The task: Identify, in the records below, every line where the string "panel" appears, and copy each such line.

———

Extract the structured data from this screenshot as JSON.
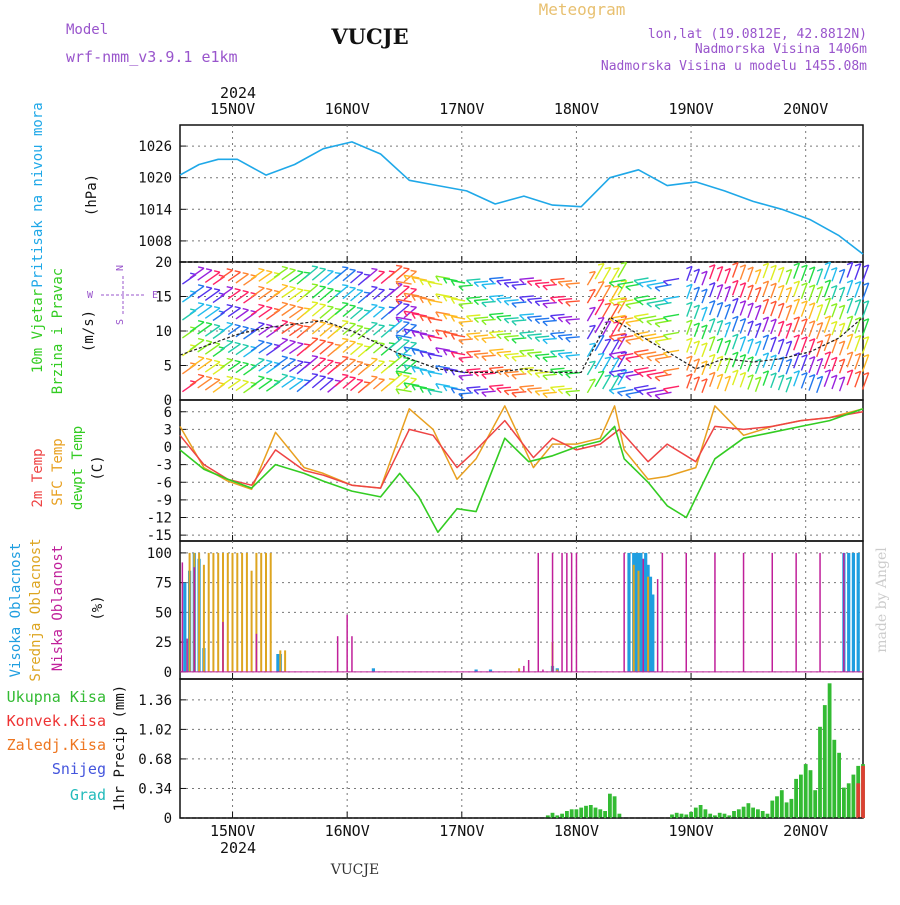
{
  "header": {
    "model_label": "Model",
    "model_name": "wrf-nmm_v3.9.1  e1km",
    "station": "VUCJE",
    "app_title": "Meteogram",
    "lonlat": "lon,lat (19.0812E, 42.8812N)",
    "elev": "Nadmorska Visina 1406m",
    "elev_model": "Nadmorska Visina u modelu 1455.08m",
    "footer_station": "VUCJE",
    "credit": "made by Angel"
  },
  "colors": {
    "pressure": "#1fa8e8",
    "temp2m": "#ee4444",
    "sfc": "#e8a020",
    "dewpt": "#33cc22",
    "high_cloud": "#1f9ee0",
    "mid_cloud": "#dda520",
    "low_cloud": "#c0209a",
    "total_precip": "#33bb33",
    "conv_precip": "#ee3333",
    "freezing": "#ee7722",
    "snow": "#4455dd",
    "hail": "#22bbbb",
    "model_text": "#9955cc",
    "gust_line": "#222222"
  },
  "chart_data": [
    {
      "type": "line",
      "panel": "pressure",
      "ylabel_main": "Pritisak na nivou mora",
      "ylabel_unit": "(hPa)",
      "ylim": [
        1004,
        1030
      ],
      "yticks": [
        1008,
        1014,
        1020,
        1026
      ],
      "grid": true,
      "x_start": "2024-11-14 13:00",
      "x_end": "2024-11-20 12:00",
      "x_top_ticks": [
        "15NOV",
        "16NOV",
        "17NOV",
        "18NOV",
        "19NOV",
        "20NOV"
      ],
      "x_year": "2024",
      "series": [
        {
          "x": [
            0,
            4,
            8,
            12,
            18,
            24,
            30,
            36,
            42,
            48,
            54,
            60,
            66,
            72,
            78,
            84,
            90,
            96,
            102,
            108,
            114,
            120,
            126,
            132,
            138,
            143
          ],
          "values": [
            1020.5,
            1022.5,
            1023.5,
            1023.5,
            1020.5,
            1022.5,
            1025.5,
            1026.8,
            1024.5,
            1019.5,
            1018.5,
            1017.5,
            1015,
            1016.5,
            1014.8,
            1014.5,
            1020,
            1021.5,
            1018.5,
            1019.2,
            1017.5,
            1015.5,
            1014,
            1012,
            1009,
            1005.5
          ]
        }
      ]
    },
    {
      "type": "line",
      "panel": "wind",
      "ylabel_main": "10m Vjetar Brzina i Pravac",
      "ylabel_unit": "(m/s)",
      "compass": [
        "N",
        "E",
        "S",
        "W"
      ],
      "ylim": [
        0,
        20
      ],
      "yticks": [
        0,
        5,
        10,
        15,
        20
      ],
      "grid": true,
      "series": [
        {
          "x": [
            0,
            6,
            12,
            18,
            24,
            30,
            36,
            42,
            48,
            54,
            60,
            66,
            72,
            78,
            84,
            90,
            96,
            102,
            108,
            114,
            120,
            126,
            132,
            138,
            143
          ],
          "values": [
            6.5,
            8,
            9.5,
            10.5,
            11,
            11.5,
            10,
            8,
            6,
            4.5,
            4,
            4,
            4.5,
            4,
            4,
            12,
            9.5,
            7,
            4.5,
            6,
            5.5,
            6,
            7,
            9,
            12
          ]
        }
      ]
    },
    {
      "type": "line",
      "panel": "temperature",
      "ylabel_lines": [
        "2m Temp",
        "SFC Temp",
        "dewpt Temp"
      ],
      "ylabel_unit": "(C)",
      "ylim": [
        -16,
        8
      ],
      "yticks": [
        -15,
        -12,
        -9,
        -6,
        -3,
        0,
        3,
        6
      ],
      "grid": true,
      "series": [
        {
          "name": "2m Temp",
          "x": [
            0,
            5,
            10,
            15,
            20,
            26,
            30,
            36,
            42,
            48,
            53,
            58,
            62,
            68,
            74,
            78,
            83,
            88,
            92,
            98,
            102,
            108,
            112,
            118,
            124,
            130,
            136,
            143
          ],
          "values": [
            2,
            -3,
            -5.5,
            -6.5,
            -0.5,
            -4,
            -4.8,
            -6.5,
            -7,
            3,
            2,
            -3.5,
            -0.5,
            4.5,
            -1.8,
            1.5,
            -0.5,
            0.5,
            3,
            -2.5,
            0.5,
            -2.5,
            3.5,
            3,
            3.5,
            4.5,
            5,
            6
          ]
        },
        {
          "name": "SFC Temp",
          "x": [
            0,
            5,
            10,
            15,
            20,
            26,
            30,
            36,
            42,
            48,
            53,
            58,
            62,
            68,
            74,
            78,
            83,
            88,
            91,
            93,
            98,
            102,
            108,
            112,
            118,
            124,
            130,
            136,
            143
          ],
          "values": [
            3.5,
            -3.5,
            -5.8,
            -7.2,
            2.5,
            -3.5,
            -4.5,
            -6.5,
            -7,
            6.5,
            3,
            -5.5,
            -2,
            7,
            -3.5,
            0.5,
            0.5,
            1.5,
            7,
            -0.5,
            -5.5,
            -5,
            -3.5,
            7,
            2,
            3.5,
            4.5,
            5,
            6.5
          ]
        },
        {
          "name": "dewpt Temp",
          "x": [
            0,
            5,
            10,
            15,
            20,
            26,
            30,
            36,
            42,
            46,
            50,
            54,
            58,
            62,
            68,
            73,
            78,
            83,
            88,
            91,
            93,
            98,
            102,
            106,
            112,
            118,
            124,
            130,
            136,
            143
          ],
          "values": [
            -0.5,
            -3.8,
            -5.5,
            -7,
            -3,
            -4.5,
            -5.8,
            -7.5,
            -8.5,
            -4.5,
            -8.5,
            -14.5,
            -10.5,
            -11,
            1.5,
            -2.5,
            -1.5,
            0,
            1,
            3.5,
            -2,
            -6,
            -10,
            -12,
            -2,
            1.5,
            2.5,
            3.5,
            4.5,
            6.5
          ]
        }
      ]
    },
    {
      "type": "bar",
      "panel": "clouds",
      "ylabel_lines": [
        "Visoka Oblacnost",
        "Srednja Oblacnost",
        "Niska Oblacnost"
      ],
      "ylabel_unit": "(%)",
      "ylim": [
        0,
        100
      ],
      "yticks": [
        0,
        25,
        50,
        75,
        100
      ],
      "grid": true,
      "series": [
        {
          "name": "Visoka Oblacnost",
          "x": [
            1,
            2,
            3,
            4,
            5,
            20.5,
            21,
            40.5,
            62,
            65,
            78,
            79,
            94,
            95,
            95.5,
            96,
            96.5,
            97,
            97.5,
            98,
            98.5,
            99,
            139,
            140,
            141,
            142
          ],
          "values": [
            75,
            85,
            100,
            95,
            20,
            15,
            15,
            3,
            2,
            2,
            5,
            3,
            100,
            100,
            100,
            100,
            100,
            95,
            100,
            90,
            80,
            65,
            100,
            100,
            100,
            100
          ]
        },
        {
          "name": "Srednja Oblacnost",
          "x": [
            2,
            3,
            4,
            5,
            6,
            7,
            8,
            9,
            10,
            11,
            12,
            13,
            14,
            15,
            16,
            17,
            18,
            19,
            21,
            22,
            71,
            78,
            79,
            95,
            96,
            98
          ],
          "values": [
            100,
            100,
            100,
            90,
            100,
            100,
            100,
            100,
            100,
            100,
            100,
            100,
            100,
            85,
            100,
            100,
            100,
            100,
            18,
            18,
            3,
            25,
            2,
            90,
            85,
            80
          ]
        },
        {
          "name": "Niska Oblacnost",
          "x": [
            0.5,
            1.5,
            3,
            9,
            16,
            33,
            35,
            36,
            72,
            73,
            75,
            76,
            78,
            80,
            81,
            82,
            83,
            93,
            97,
            100,
            101,
            106,
            112,
            118,
            124,
            129,
            134,
            139
          ],
          "values": [
            92,
            28,
            88,
            42,
            32,
            30,
            48,
            30,
            5,
            10,
            100,
            2,
            100,
            100,
            100,
            100,
            100,
            100,
            95,
            78,
            100,
            100,
            100,
            100,
            100,
            100,
            100,
            100
          ]
        }
      ]
    },
    {
      "type": "bar",
      "panel": "precip",
      "ylabel_main": "1hr Precip (mm)",
      "ylim": [
        0,
        1.6
      ],
      "yticks": [
        0,
        0.34,
        0.68,
        1.02,
        1.36
      ],
      "grid": true,
      "legend": [
        "Ukupna Kisa",
        "Konvek.Kisa",
        "Zaledj.Kisa",
        "Snijeg",
        "Grad"
      ],
      "x_bottom_ticks": [
        "15NOV",
        "16NOV",
        "17NOV",
        "18NOV",
        "19NOV",
        "20NOV"
      ],
      "x_year": "2024",
      "series": [
        {
          "name": "Ukupna Kisa",
          "x": [
            77,
            78,
            79,
            80,
            81,
            82,
            83,
            84,
            85,
            86,
            87,
            88,
            89,
            90,
            91,
            92,
            103,
            104,
            105,
            106,
            107,
            108,
            109,
            110,
            111,
            112,
            113,
            114,
            115,
            116,
            117,
            118,
            119,
            120,
            121,
            122,
            123,
            124,
            125,
            126,
            127,
            128,
            129,
            130,
            131,
            132,
            133,
            134,
            135,
            136,
            137,
            138,
            139,
            140,
            141,
            142,
            143
          ],
          "values": [
            0.03,
            0.06,
            0.03,
            0.05,
            0.08,
            0.1,
            0.1,
            0.12,
            0.14,
            0.15,
            0.12,
            0.1,
            0.08,
            0.28,
            0.25,
            0.05,
            0.04,
            0.06,
            0.05,
            0.04,
            0.07,
            0.12,
            0.15,
            0.1,
            0.05,
            0.03,
            0.06,
            0.05,
            0.03,
            0.08,
            0.1,
            0.13,
            0.17,
            0.12,
            0.1,
            0.08,
            0.05,
            0.2,
            0.25,
            0.32,
            0.18,
            0.22,
            0.45,
            0.5,
            0.62,
            0.55,
            0.32,
            1.05,
            1.3,
            1.55,
            0.9,
            0.75,
            0.35,
            0.4,
            0.5,
            0.6,
            0.62
          ]
        },
        {
          "name": "Konvek.Kisa",
          "x": [
            142,
            143
          ],
          "values": [
            0.4,
            0.6
          ]
        }
      ]
    }
  ]
}
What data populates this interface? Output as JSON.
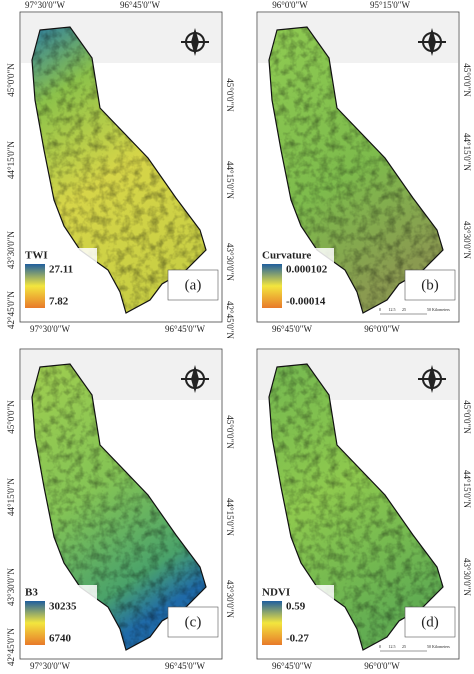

———

Task solution:
      "panel": "pressure",
      "panel": "wind",
      "panel": "temperature",
      "panel": "clouds",
      "panel": "precip",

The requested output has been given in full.